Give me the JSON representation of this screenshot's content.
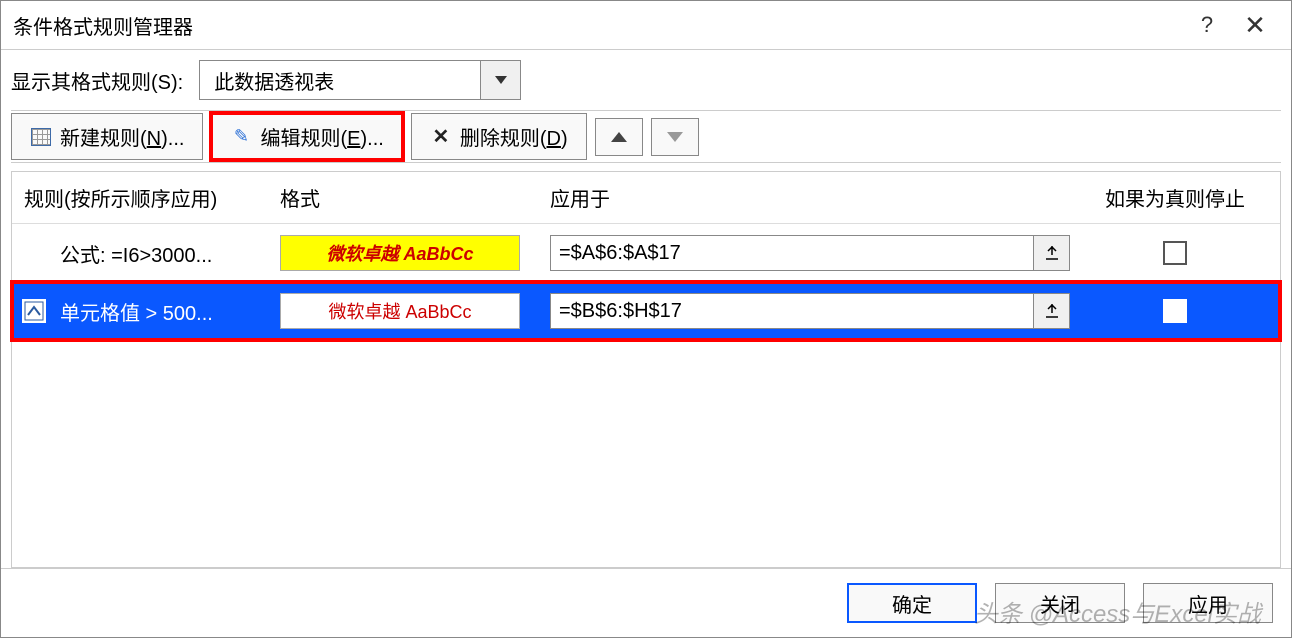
{
  "titlebar": {
    "title": "条件格式规则管理器"
  },
  "show_rules_label": "显示其格式规则(S):",
  "scope_select": {
    "value": "此数据透视表"
  },
  "toolbar": {
    "new_rule": "新建规则(N)...",
    "edit_rule": "编辑规则(E)...",
    "delete_rule": "删除规则(D)"
  },
  "columns": {
    "rule": "规则(按所示顺序应用)",
    "format": "格式",
    "applies_to": "应用于",
    "stop_if_true": "如果为真则停止"
  },
  "rows": [
    {
      "rule": "公式: =I6>3000...",
      "preview": "微软卓越 AaBbCc",
      "applies_to": "=$A$6:$A$17"
    },
    {
      "rule": "单元格值 > 500...",
      "preview": "微软卓越 AaBbCc",
      "applies_to": "=$B$6:$H$17"
    }
  ],
  "footer": {
    "ok": "确定",
    "close": "关闭",
    "apply": "应用"
  },
  "watermark": "头条 @Access与Excel实战"
}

* [PROBLEM]:
Your copy should match the records word for word, with the pictures removed.

* [TASK SOLUTION]:
Give me the JSON representation of this screenshot's content.
{
  "titlebar": {
    "title": "条件格式规则管理器"
  },
  "show_rules_label": "显示其格式规则(S):",
  "scope_select": {
    "value": "此数据透视表"
  },
  "toolbar": {
    "new_rule": "新建规则(N)...",
    "edit_rule": "编辑规则(E)...",
    "delete_rule": "删除规则(D)"
  },
  "columns": {
    "rule": "规则(按所示顺序应用)",
    "format": "格式",
    "applies_to": "应用于",
    "stop_if_true": "如果为真则停止"
  },
  "rows": [
    {
      "rule": "公式: =I6>3000...",
      "preview": "微软卓越 AaBbCc",
      "applies_to": "=$A$6:$A$17"
    },
    {
      "rule": "单元格值 > 500...",
      "preview": "微软卓越 AaBbCc",
      "applies_to": "=$B$6:$H$17"
    }
  ],
  "footer": {
    "ok": "确定",
    "close": "关闭",
    "apply": "应用"
  },
  "watermark": "头条 @Access与Excel实战"
}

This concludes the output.